* **PROMPT**:
Each line below should be retyped exactly, with no pictures.

* **RECORDS SHOWN**:
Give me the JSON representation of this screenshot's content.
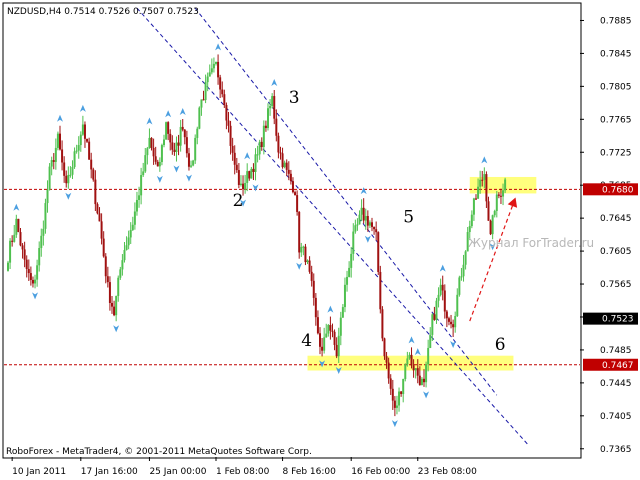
{
  "chart_data": {
    "type": "candlestick",
    "title": "NZDUSD,H4  0.7514 0.7526 0.7507 0.7523",
    "symbol": "NZDUSD,H4",
    "ohlc_readout": [
      "0.7514",
      "0.7526",
      "0.7507",
      "0.7523"
    ],
    "credit": "RoboForex - MetaTrader4, © 2001-2011 MetaQuotes Software Corp.",
    "watermark": "Журнал ForTrader.ru",
    "ylim": [
      0.7355,
      0.7905
    ],
    "y_ticks": [
      "0.7885",
      "0.7845",
      "0.7805",
      "0.7765",
      "0.7725",
      "0.7685",
      "0.7645",
      "0.7605",
      "0.7565",
      "0.7525",
      "0.7485",
      "0.7445",
      "0.7405",
      "0.7365"
    ],
    "x_ticks": [
      {
        "label": "10 Jan 2011",
        "bar": 2
      },
      {
        "label": "17 Jan 16:00",
        "bar": 35
      },
      {
        "label": "25 Jan 00:00",
        "bar": 68
      },
      {
        "label": "1 Feb 08:00",
        "bar": 100
      },
      {
        "label": "8 Feb 16:00",
        "bar": 132
      },
      {
        "label": "16 Feb 00:00",
        "bar": 165
      },
      {
        "label": "23 Feb 08:00",
        "bar": 197
      }
    ],
    "bar_count": 240,
    "anchors": [
      {
        "bar": 0,
        "price": 0.76
      },
      {
        "bar": 4,
        "price": 0.764
      },
      {
        "bar": 8,
        "price": 0.759
      },
      {
        "bar": 12,
        "price": 0.756
      },
      {
        "bar": 16,
        "price": 0.762
      },
      {
        "bar": 20,
        "price": 0.77
      },
      {
        "bar": 24,
        "price": 0.774
      },
      {
        "bar": 28,
        "price": 0.768
      },
      {
        "bar": 32,
        "price": 0.772
      },
      {
        "bar": 36,
        "price": 0.776
      },
      {
        "bar": 40,
        "price": 0.77
      },
      {
        "bar": 44,
        "price": 0.764
      },
      {
        "bar": 48,
        "price": 0.756
      },
      {
        "bar": 51,
        "price": 0.753
      },
      {
        "bar": 55,
        "price": 0.76
      },
      {
        "bar": 60,
        "price": 0.764
      },
      {
        "bar": 64,
        "price": 0.769
      },
      {
        "bar": 68,
        "price": 0.774
      },
      {
        "bar": 72,
        "price": 0.77
      },
      {
        "bar": 76,
        "price": 0.776
      },
      {
        "bar": 80,
        "price": 0.772
      },
      {
        "bar": 84,
        "price": 0.776
      },
      {
        "bar": 88,
        "price": 0.77
      },
      {
        "bar": 92,
        "price": 0.778
      },
      {
        "bar": 96,
        "price": 0.781
      },
      {
        "bar": 100,
        "price": 0.783
      },
      {
        "bar": 104,
        "price": 0.779
      },
      {
        "bar": 108,
        "price": 0.772
      },
      {
        "bar": 112,
        "price": 0.768
      },
      {
        "bar": 116,
        "price": 0.77
      },
      {
        "bar": 120,
        "price": 0.772
      },
      {
        "bar": 124,
        "price": 0.776
      },
      {
        "bar": 127,
        "price": 0.779
      },
      {
        "bar": 130,
        "price": 0.773
      },
      {
        "bar": 134,
        "price": 0.77
      },
      {
        "bar": 138,
        "price": 0.768
      },
      {
        "bar": 140,
        "price": 0.761
      },
      {
        "bar": 143,
        "price": 0.76
      },
      {
        "bar": 146,
        "price": 0.756
      },
      {
        "bar": 148,
        "price": 0.752
      },
      {
        "bar": 151,
        "price": 0.748
      },
      {
        "bar": 154,
        "price": 0.752
      },
      {
        "bar": 158,
        "price": 0.748
      },
      {
        "bar": 162,
        "price": 0.756
      },
      {
        "bar": 166,
        "price": 0.762
      },
      {
        "bar": 170,
        "price": 0.765
      },
      {
        "bar": 174,
        "price": 0.764
      },
      {
        "bar": 177,
        "price": 0.762
      },
      {
        "bar": 180,
        "price": 0.75
      },
      {
        "bar": 183,
        "price": 0.745
      },
      {
        "bar": 186,
        "price": 0.741
      },
      {
        "bar": 189,
        "price": 0.744
      },
      {
        "bar": 192,
        "price": 0.748
      },
      {
        "bar": 196,
        "price": 0.746
      },
      {
        "bar": 200,
        "price": 0.744
      },
      {
        "bar": 204,
        "price": 0.752
      },
      {
        "bar": 208,
        "price": 0.756
      },
      {
        "bar": 211,
        "price": 0.753
      },
      {
        "bar": 214,
        "price": 0.752
      },
      {
        "bar": 218,
        "price": 0.758
      },
      {
        "bar": 222,
        "price": 0.764
      },
      {
        "bar": 226,
        "price": 0.768
      },
      {
        "bar": 229,
        "price": 0.77
      },
      {
        "bar": 232,
        "price": 0.762
      },
      {
        "bar": 234,
        "price": 0.766
      },
      {
        "bar": 239,
        "price": 0.769
      }
    ],
    "bull_color": "#4fc04f",
    "bear_color": "#a01010",
    "fractal_color": "#4b9fe0",
    "horizontal_levels": [
      {
        "price": 0.768,
        "label": "0.7680",
        "color": "#c00000"
      },
      {
        "price": 0.7467,
        "label": "0.7467",
        "color": "#c00000"
      }
    ],
    "current_price": {
      "price": 0.7523,
      "label": "0.7523"
    },
    "channel_lines": [
      {
        "from": {
          "bar": 90,
          "price": 0.79
        },
        "to": {
          "bar": 235,
          "price": 0.743
        }
      },
      {
        "from": {
          "bar": 62,
          "price": 0.79
        },
        "to": {
          "bar": 250,
          "price": 0.737
        }
      }
    ],
    "target_zones": [
      {
        "bar_from": 222,
        "bar_to": 254,
        "price_from": 0.7675,
        "price_to": 0.7695
      },
      {
        "bar_from": 144,
        "bar_to": 243,
        "price_from": 0.746,
        "price_to": 0.7478
      }
    ],
    "wave_labels": [
      {
        "text": "2",
        "bar": 108,
        "price": 0.766
      },
      {
        "text": "3",
        "bar": 135,
        "price": 0.7785
      },
      {
        "text": "4",
        "bar": 141,
        "price": 0.749
      },
      {
        "text": "5",
        "bar": 190,
        "price": 0.764
      },
      {
        "text": "6",
        "bar": 234,
        "price": 0.7485
      }
    ],
    "forecast_arrow": {
      "from": {
        "bar": 222,
        "price": 0.752
      },
      "to": {
        "bar": 244,
        "price": 0.767
      }
    },
    "accent_colors": {
      "channel": "#1a1aa8",
      "level": "#c00000",
      "zone": "#ffff66",
      "arrow": "#e01515"
    }
  }
}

* **TASK OUTPUT**:
Give me the JSON representation of this screenshot's content.
{
  "chart_data": {
    "type": "candlestick",
    "title": "NZDUSD,H4  0.7514 0.7526 0.7507 0.7523",
    "symbol": "NZDUSD,H4",
    "ohlc_readout": [
      "0.7514",
      "0.7526",
      "0.7507",
      "0.7523"
    ],
    "credit": "RoboForex - MetaTrader4, © 2001-2011 MetaQuotes Software Corp.",
    "watermark": "Журнал ForTrader.ru",
    "ylim": [
      0.7355,
      0.7905
    ],
    "y_ticks": [
      "0.7885",
      "0.7845",
      "0.7805",
      "0.7765",
      "0.7725",
      "0.7685",
      "0.7645",
      "0.7605",
      "0.7565",
      "0.7525",
      "0.7485",
      "0.7445",
      "0.7405",
      "0.7365"
    ],
    "x_ticks": [
      {
        "label": "10 Jan 2011",
        "bar": 2
      },
      {
        "label": "17 Jan 16:00",
        "bar": 35
      },
      {
        "label": "25 Jan 00:00",
        "bar": 68
      },
      {
        "label": "1 Feb 08:00",
        "bar": 100
      },
      {
        "label": "8 Feb 16:00",
        "bar": 132
      },
      {
        "label": "16 Feb 00:00",
        "bar": 165
      },
      {
        "label": "23 Feb 08:00",
        "bar": 197
      }
    ],
    "bar_count": 240,
    "anchors": [
      {
        "bar": 0,
        "price": 0.76
      },
      {
        "bar": 4,
        "price": 0.764
      },
      {
        "bar": 8,
        "price": 0.759
      },
      {
        "bar": 12,
        "price": 0.756
      },
      {
        "bar": 16,
        "price": 0.762
      },
      {
        "bar": 20,
        "price": 0.77
      },
      {
        "bar": 24,
        "price": 0.774
      },
      {
        "bar": 28,
        "price": 0.768
      },
      {
        "bar": 32,
        "price": 0.772
      },
      {
        "bar": 36,
        "price": 0.776
      },
      {
        "bar": 40,
        "price": 0.77
      },
      {
        "bar": 44,
        "price": 0.764
      },
      {
        "bar": 48,
        "price": 0.756
      },
      {
        "bar": 51,
        "price": 0.753
      },
      {
        "bar": 55,
        "price": 0.76
      },
      {
        "bar": 60,
        "price": 0.764
      },
      {
        "bar": 64,
        "price": 0.769
      },
      {
        "bar": 68,
        "price": 0.774
      },
      {
        "bar": 72,
        "price": 0.77
      },
      {
        "bar": 76,
        "price": 0.776
      },
      {
        "bar": 80,
        "price": 0.772
      },
      {
        "bar": 84,
        "price": 0.776
      },
      {
        "bar": 88,
        "price": 0.77
      },
      {
        "bar": 92,
        "price": 0.778
      },
      {
        "bar": 96,
        "price": 0.781
      },
      {
        "bar": 100,
        "price": 0.783
      },
      {
        "bar": 104,
        "price": 0.779
      },
      {
        "bar": 108,
        "price": 0.772
      },
      {
        "bar": 112,
        "price": 0.768
      },
      {
        "bar": 116,
        "price": 0.77
      },
      {
        "bar": 120,
        "price": 0.772
      },
      {
        "bar": 124,
        "price": 0.776
      },
      {
        "bar": 127,
        "price": 0.779
      },
      {
        "bar": 130,
        "price": 0.773
      },
      {
        "bar": 134,
        "price": 0.77
      },
      {
        "bar": 138,
        "price": 0.768
      },
      {
        "bar": 140,
        "price": 0.761
      },
      {
        "bar": 143,
        "price": 0.76
      },
      {
        "bar": 146,
        "price": 0.756
      },
      {
        "bar": 148,
        "price": 0.752
      },
      {
        "bar": 151,
        "price": 0.748
      },
      {
        "bar": 154,
        "price": 0.752
      },
      {
        "bar": 158,
        "price": 0.748
      },
      {
        "bar": 162,
        "price": 0.756
      },
      {
        "bar": 166,
        "price": 0.762
      },
      {
        "bar": 170,
        "price": 0.765
      },
      {
        "bar": 174,
        "price": 0.764
      },
      {
        "bar": 177,
        "price": 0.762
      },
      {
        "bar": 180,
        "price": 0.75
      },
      {
        "bar": 183,
        "price": 0.745
      },
      {
        "bar": 186,
        "price": 0.741
      },
      {
        "bar": 189,
        "price": 0.744
      },
      {
        "bar": 192,
        "price": 0.748
      },
      {
        "bar": 196,
        "price": 0.746
      },
      {
        "bar": 200,
        "price": 0.744
      },
      {
        "bar": 204,
        "price": 0.752
      },
      {
        "bar": 208,
        "price": 0.756
      },
      {
        "bar": 211,
        "price": 0.753
      },
      {
        "bar": 214,
        "price": 0.752
      },
      {
        "bar": 218,
        "price": 0.758
      },
      {
        "bar": 222,
        "price": 0.764
      },
      {
        "bar": 226,
        "price": 0.768
      },
      {
        "bar": 229,
        "price": 0.77
      },
      {
        "bar": 232,
        "price": 0.762
      },
      {
        "bar": 234,
        "price": 0.766
      },
      {
        "bar": 239,
        "price": 0.769
      }
    ],
    "bull_color": "#4fc04f",
    "bear_color": "#a01010",
    "fractal_color": "#4b9fe0",
    "horizontal_levels": [
      {
        "price": 0.768,
        "label": "0.7680",
        "color": "#c00000"
      },
      {
        "price": 0.7467,
        "label": "0.7467",
        "color": "#c00000"
      }
    ],
    "current_price": {
      "price": 0.7523,
      "label": "0.7523"
    },
    "channel_lines": [
      {
        "from": {
          "bar": 90,
          "price": 0.79
        },
        "to": {
          "bar": 235,
          "price": 0.743
        }
      },
      {
        "from": {
          "bar": 62,
          "price": 0.79
        },
        "to": {
          "bar": 250,
          "price": 0.737
        }
      }
    ],
    "target_zones": [
      {
        "bar_from": 222,
        "bar_to": 254,
        "price_from": 0.7675,
        "price_to": 0.7695
      },
      {
        "bar_from": 144,
        "bar_to": 243,
        "price_from": 0.746,
        "price_to": 0.7478
      }
    ],
    "wave_labels": [
      {
        "text": "2",
        "bar": 108,
        "price": 0.766
      },
      {
        "text": "3",
        "bar": 135,
        "price": 0.7785
      },
      {
        "text": "4",
        "bar": 141,
        "price": 0.749
      },
      {
        "text": "5",
        "bar": 190,
        "price": 0.764
      },
      {
        "text": "6",
        "bar": 234,
        "price": 0.7485
      }
    ],
    "forecast_arrow": {
      "from": {
        "bar": 222,
        "price": 0.752
      },
      "to": {
        "bar": 244,
        "price": 0.767
      }
    },
    "accent_colors": {
      "channel": "#1a1aa8",
      "level": "#c00000",
      "zone": "#ffff66",
      "arrow": "#e01515"
    }
  }
}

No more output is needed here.